● **DIRECTIONS**
Locate the string "color" in the records below. Copy every line where it occurs.

[Stored entries]
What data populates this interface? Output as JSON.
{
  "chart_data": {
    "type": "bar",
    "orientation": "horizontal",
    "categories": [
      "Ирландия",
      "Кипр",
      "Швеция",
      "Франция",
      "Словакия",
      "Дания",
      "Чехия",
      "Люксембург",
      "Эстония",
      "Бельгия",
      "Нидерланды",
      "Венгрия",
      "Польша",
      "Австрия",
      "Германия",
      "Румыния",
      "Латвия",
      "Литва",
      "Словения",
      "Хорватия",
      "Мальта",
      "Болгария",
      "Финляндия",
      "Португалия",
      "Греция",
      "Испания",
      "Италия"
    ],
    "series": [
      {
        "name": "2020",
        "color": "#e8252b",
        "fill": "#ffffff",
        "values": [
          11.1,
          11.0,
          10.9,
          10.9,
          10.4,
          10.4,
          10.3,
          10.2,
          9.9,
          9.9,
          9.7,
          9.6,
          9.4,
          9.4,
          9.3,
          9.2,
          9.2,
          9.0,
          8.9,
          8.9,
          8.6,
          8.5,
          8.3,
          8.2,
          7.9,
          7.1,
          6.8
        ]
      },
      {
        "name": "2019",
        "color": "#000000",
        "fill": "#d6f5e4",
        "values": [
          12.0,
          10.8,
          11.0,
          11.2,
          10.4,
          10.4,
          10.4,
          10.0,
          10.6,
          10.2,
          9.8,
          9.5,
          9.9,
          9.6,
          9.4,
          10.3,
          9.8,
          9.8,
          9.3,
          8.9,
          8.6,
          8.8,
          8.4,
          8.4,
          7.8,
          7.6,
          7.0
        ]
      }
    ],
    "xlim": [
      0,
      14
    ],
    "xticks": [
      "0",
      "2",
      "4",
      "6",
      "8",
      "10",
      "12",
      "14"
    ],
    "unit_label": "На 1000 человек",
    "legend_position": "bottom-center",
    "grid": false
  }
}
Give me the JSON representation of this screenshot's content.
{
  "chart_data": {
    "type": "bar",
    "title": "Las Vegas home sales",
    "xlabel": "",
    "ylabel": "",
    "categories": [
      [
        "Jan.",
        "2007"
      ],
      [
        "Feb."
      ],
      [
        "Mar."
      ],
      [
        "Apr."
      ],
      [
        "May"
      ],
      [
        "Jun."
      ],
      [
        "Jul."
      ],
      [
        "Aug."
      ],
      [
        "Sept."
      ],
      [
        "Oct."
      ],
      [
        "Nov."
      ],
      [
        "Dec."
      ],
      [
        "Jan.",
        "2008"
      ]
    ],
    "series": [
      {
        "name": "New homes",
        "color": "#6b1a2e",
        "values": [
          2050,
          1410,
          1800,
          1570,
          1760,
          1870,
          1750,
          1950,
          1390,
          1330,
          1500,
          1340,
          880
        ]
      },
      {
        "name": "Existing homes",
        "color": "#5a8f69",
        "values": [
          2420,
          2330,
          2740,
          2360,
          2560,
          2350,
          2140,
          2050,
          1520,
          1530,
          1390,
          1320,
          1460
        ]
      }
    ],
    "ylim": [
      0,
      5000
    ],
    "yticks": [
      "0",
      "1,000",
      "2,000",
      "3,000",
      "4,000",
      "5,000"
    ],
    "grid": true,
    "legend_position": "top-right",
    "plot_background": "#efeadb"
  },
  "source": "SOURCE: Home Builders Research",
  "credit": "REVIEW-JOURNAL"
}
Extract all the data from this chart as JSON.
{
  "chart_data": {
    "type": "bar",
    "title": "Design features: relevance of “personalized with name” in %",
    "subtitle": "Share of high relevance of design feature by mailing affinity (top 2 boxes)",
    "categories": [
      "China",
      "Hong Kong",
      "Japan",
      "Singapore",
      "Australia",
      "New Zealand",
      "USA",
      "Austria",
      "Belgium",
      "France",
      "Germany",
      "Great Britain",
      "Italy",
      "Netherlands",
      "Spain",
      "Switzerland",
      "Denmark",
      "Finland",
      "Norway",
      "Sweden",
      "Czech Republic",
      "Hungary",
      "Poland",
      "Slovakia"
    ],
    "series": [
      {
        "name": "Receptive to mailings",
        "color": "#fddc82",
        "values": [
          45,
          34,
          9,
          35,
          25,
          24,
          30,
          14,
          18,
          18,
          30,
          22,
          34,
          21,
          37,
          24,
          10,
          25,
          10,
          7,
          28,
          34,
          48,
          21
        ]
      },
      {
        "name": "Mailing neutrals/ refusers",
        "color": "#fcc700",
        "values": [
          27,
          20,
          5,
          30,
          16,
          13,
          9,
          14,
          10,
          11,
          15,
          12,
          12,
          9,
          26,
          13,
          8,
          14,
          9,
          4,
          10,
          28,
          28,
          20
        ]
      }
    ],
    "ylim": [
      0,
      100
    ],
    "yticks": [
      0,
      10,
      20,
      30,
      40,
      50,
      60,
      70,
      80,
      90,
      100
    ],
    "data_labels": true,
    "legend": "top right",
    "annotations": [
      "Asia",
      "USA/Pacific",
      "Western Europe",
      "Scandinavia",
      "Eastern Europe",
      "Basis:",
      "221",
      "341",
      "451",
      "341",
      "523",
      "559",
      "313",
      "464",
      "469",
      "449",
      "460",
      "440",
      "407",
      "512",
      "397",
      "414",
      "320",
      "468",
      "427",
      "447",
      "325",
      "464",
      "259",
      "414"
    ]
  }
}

● **TASK ANSWER**
        "color": "#e8252b",
        "color": "#000000",
        "color": "#6b1a2e",
        "color": "#5a8f69",
        "color": "#fddc82",
        "color": "#fcc700",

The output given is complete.